## Do this:
In the data below, find every line that has the string "clock", and copy it.

## Record list:
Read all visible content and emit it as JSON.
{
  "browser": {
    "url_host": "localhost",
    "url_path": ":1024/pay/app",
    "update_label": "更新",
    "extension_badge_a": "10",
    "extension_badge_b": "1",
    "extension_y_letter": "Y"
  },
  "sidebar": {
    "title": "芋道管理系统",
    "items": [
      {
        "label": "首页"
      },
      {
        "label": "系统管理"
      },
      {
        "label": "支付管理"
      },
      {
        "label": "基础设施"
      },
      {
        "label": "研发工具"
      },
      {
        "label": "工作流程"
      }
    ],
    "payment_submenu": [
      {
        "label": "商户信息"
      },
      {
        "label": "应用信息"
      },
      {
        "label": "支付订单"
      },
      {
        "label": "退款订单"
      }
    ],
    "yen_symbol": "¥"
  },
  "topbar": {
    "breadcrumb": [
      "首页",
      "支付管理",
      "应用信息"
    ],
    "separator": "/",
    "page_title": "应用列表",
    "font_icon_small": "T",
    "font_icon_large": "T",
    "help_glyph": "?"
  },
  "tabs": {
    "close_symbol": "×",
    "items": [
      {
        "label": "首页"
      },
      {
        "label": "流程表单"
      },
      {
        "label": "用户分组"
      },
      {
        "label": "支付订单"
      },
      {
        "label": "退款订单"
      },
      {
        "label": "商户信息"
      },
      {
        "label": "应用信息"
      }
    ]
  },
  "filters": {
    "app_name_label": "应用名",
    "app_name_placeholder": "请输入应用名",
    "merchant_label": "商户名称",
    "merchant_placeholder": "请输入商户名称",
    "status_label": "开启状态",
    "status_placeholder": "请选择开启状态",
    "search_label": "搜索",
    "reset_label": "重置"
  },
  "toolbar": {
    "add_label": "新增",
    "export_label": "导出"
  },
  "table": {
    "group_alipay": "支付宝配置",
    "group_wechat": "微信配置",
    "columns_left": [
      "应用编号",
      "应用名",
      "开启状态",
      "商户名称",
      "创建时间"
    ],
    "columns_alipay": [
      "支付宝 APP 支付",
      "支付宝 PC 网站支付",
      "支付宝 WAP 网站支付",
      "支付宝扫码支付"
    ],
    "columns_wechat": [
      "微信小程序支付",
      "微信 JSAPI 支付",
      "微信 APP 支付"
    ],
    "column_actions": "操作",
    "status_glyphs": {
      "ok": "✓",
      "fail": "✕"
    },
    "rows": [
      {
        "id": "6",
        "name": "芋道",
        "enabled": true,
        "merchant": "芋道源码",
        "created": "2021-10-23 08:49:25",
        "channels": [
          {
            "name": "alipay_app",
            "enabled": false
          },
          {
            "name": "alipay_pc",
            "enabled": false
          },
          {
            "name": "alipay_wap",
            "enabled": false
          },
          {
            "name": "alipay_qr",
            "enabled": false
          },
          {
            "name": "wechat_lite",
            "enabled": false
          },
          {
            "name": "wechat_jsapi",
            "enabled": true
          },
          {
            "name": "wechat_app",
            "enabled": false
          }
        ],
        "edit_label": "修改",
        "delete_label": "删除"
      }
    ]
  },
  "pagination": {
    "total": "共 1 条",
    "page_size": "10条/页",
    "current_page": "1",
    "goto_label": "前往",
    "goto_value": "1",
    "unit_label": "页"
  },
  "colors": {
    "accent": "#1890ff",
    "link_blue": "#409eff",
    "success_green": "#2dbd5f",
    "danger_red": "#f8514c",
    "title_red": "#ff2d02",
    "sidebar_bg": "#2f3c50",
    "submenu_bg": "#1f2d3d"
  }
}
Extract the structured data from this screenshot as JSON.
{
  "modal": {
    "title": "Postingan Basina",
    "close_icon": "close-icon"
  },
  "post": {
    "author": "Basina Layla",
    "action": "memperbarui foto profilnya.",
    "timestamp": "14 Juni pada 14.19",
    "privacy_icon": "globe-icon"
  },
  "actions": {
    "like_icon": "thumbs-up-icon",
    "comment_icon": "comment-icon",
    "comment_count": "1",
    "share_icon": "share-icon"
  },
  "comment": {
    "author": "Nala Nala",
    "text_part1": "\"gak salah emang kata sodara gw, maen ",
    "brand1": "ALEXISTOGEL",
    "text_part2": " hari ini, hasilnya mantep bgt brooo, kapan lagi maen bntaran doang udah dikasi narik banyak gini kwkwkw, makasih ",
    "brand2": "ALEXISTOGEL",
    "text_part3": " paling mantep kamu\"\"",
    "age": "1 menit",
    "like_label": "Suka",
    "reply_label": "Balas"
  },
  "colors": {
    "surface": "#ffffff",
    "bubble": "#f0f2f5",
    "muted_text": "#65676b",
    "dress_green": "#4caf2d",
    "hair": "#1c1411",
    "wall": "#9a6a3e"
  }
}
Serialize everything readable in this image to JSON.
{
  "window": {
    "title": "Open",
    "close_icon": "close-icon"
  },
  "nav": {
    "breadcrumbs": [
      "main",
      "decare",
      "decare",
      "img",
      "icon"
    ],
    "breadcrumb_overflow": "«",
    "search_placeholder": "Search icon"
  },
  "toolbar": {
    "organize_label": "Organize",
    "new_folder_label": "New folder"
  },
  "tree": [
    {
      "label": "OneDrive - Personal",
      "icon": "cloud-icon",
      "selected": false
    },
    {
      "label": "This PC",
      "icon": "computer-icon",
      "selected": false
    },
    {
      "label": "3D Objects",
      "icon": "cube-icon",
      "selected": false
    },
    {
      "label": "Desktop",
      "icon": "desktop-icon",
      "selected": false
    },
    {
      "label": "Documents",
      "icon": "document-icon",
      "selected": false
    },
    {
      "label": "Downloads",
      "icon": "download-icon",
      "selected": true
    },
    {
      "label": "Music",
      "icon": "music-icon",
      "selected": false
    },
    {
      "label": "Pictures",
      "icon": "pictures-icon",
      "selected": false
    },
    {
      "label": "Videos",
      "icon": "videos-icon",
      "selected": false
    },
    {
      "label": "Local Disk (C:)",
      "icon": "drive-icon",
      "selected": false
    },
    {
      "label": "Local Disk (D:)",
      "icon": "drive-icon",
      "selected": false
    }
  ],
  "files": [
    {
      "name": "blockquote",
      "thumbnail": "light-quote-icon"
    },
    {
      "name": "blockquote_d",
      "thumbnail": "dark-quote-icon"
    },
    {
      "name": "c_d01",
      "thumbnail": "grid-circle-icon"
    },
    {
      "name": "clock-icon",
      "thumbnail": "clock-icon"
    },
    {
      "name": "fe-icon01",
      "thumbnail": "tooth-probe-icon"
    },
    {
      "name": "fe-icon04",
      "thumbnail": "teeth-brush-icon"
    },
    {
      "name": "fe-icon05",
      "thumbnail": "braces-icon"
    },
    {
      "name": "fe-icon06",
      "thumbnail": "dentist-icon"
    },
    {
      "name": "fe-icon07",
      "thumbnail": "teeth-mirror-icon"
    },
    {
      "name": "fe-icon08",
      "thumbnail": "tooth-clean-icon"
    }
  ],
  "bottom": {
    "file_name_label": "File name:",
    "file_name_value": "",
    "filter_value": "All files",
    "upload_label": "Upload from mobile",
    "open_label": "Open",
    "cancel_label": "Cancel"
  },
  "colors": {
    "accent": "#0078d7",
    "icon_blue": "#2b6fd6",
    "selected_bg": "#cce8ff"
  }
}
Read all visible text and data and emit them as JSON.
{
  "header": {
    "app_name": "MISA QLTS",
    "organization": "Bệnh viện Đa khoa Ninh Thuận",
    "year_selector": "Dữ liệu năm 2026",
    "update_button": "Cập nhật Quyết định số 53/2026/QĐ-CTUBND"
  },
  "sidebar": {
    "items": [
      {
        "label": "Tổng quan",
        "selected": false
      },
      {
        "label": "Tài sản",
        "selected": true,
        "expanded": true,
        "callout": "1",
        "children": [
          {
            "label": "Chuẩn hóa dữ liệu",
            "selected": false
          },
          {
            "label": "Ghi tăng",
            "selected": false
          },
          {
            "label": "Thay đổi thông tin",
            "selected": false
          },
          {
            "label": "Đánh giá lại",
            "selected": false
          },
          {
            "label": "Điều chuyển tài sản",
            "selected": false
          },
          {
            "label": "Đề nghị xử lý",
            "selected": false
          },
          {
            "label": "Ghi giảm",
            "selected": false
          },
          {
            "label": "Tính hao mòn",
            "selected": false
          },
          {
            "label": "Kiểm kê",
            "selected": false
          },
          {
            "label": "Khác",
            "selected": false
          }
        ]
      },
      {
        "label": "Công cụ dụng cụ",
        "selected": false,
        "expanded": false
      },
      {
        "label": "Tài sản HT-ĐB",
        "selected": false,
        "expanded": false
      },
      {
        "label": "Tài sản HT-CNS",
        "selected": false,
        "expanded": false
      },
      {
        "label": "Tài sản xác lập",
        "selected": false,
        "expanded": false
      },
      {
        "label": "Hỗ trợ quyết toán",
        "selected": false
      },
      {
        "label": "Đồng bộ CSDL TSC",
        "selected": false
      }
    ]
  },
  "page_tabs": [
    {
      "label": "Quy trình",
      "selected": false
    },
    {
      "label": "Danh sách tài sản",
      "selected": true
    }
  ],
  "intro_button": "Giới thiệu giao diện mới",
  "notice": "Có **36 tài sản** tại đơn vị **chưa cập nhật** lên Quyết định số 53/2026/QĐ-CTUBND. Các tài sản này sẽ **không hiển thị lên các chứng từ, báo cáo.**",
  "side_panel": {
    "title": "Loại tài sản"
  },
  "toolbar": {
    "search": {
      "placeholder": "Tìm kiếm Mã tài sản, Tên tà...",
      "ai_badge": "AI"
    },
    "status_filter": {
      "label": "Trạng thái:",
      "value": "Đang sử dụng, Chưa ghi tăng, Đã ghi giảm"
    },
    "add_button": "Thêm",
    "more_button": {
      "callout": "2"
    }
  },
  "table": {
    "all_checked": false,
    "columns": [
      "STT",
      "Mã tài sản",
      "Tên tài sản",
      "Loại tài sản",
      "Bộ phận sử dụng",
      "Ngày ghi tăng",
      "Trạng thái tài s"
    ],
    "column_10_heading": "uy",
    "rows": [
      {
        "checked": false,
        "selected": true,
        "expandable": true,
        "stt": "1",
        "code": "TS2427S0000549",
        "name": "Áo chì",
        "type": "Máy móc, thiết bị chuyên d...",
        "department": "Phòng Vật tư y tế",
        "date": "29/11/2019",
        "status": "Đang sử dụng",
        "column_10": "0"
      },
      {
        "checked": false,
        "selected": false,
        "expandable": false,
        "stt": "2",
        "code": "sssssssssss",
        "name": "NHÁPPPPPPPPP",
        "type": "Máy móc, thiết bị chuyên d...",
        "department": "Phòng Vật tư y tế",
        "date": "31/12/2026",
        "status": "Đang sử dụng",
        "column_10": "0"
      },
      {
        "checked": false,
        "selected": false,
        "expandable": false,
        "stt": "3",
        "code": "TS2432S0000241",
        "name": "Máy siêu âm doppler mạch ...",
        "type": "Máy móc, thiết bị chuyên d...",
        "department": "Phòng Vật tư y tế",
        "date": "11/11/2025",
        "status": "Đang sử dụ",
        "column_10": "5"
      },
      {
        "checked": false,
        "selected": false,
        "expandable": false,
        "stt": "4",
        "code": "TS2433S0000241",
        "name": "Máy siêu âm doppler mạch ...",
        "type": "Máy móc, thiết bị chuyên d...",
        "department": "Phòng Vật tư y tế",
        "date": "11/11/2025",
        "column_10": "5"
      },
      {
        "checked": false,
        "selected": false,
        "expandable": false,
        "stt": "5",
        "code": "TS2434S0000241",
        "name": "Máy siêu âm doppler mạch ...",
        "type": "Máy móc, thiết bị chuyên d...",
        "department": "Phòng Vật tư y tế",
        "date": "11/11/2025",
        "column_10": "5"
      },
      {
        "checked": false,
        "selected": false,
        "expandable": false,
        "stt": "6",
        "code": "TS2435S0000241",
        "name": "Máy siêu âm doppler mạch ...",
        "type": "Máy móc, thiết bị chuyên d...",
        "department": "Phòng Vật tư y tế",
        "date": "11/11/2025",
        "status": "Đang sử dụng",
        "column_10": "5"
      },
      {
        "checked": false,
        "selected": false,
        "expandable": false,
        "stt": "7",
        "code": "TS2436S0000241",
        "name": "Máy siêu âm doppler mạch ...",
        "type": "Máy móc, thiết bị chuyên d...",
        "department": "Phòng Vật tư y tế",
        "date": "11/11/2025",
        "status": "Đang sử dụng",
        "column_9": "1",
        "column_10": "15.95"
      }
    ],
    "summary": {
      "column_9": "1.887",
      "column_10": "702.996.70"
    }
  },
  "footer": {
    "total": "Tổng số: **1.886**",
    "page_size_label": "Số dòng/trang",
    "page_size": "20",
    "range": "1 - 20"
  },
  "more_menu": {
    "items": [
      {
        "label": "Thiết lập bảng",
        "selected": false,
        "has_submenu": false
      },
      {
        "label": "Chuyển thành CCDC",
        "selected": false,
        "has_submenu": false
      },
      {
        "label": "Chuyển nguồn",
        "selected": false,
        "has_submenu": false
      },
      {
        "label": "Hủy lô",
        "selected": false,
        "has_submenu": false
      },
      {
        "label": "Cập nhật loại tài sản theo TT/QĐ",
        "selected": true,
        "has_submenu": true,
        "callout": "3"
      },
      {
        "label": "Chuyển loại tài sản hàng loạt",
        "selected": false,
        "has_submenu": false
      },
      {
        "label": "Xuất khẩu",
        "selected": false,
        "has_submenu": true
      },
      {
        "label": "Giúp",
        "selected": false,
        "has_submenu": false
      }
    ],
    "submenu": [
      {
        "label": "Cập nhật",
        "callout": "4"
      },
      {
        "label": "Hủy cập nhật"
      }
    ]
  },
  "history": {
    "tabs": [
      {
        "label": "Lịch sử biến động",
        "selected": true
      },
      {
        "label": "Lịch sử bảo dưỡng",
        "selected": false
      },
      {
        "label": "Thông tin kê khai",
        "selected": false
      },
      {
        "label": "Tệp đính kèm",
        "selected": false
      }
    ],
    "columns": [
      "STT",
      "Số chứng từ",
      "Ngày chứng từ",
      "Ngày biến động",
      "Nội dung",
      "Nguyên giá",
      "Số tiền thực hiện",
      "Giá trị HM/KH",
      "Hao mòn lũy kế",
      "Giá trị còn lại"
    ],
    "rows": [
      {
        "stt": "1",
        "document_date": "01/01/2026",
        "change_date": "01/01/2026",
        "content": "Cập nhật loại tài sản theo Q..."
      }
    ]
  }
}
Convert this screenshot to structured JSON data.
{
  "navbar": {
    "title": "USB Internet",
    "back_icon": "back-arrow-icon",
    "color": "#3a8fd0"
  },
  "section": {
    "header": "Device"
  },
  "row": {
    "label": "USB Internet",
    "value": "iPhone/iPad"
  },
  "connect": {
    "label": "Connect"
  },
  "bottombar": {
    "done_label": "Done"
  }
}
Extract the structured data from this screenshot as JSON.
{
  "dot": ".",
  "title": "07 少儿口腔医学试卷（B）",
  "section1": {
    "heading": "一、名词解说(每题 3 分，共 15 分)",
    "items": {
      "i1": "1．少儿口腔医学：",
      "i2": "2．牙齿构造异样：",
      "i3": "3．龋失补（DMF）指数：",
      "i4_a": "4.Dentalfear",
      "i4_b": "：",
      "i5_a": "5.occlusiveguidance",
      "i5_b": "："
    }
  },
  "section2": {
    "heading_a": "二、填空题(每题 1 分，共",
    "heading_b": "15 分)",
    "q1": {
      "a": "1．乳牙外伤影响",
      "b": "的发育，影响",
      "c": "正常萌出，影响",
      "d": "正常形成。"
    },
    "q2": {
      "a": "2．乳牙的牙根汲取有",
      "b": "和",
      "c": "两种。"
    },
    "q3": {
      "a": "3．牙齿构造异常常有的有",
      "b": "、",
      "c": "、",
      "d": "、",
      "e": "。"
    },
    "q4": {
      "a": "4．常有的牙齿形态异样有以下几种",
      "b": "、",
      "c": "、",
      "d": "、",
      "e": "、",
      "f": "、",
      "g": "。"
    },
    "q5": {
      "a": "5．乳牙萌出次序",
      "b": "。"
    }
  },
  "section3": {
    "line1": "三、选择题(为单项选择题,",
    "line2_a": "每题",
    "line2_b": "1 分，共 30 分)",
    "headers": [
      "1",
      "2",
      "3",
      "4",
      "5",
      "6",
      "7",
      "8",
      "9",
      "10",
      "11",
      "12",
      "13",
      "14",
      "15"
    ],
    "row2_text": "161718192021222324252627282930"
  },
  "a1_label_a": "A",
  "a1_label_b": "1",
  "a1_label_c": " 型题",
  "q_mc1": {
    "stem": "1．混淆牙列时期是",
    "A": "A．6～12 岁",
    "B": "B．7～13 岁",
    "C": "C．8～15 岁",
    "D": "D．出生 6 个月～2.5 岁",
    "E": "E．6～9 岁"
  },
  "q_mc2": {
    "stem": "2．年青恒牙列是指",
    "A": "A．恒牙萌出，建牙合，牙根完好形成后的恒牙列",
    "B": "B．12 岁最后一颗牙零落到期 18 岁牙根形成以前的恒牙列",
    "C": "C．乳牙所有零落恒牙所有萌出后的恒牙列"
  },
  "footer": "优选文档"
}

## Written solution:
      "name": "clock-icon",
      "thumbnail": "clock-icon"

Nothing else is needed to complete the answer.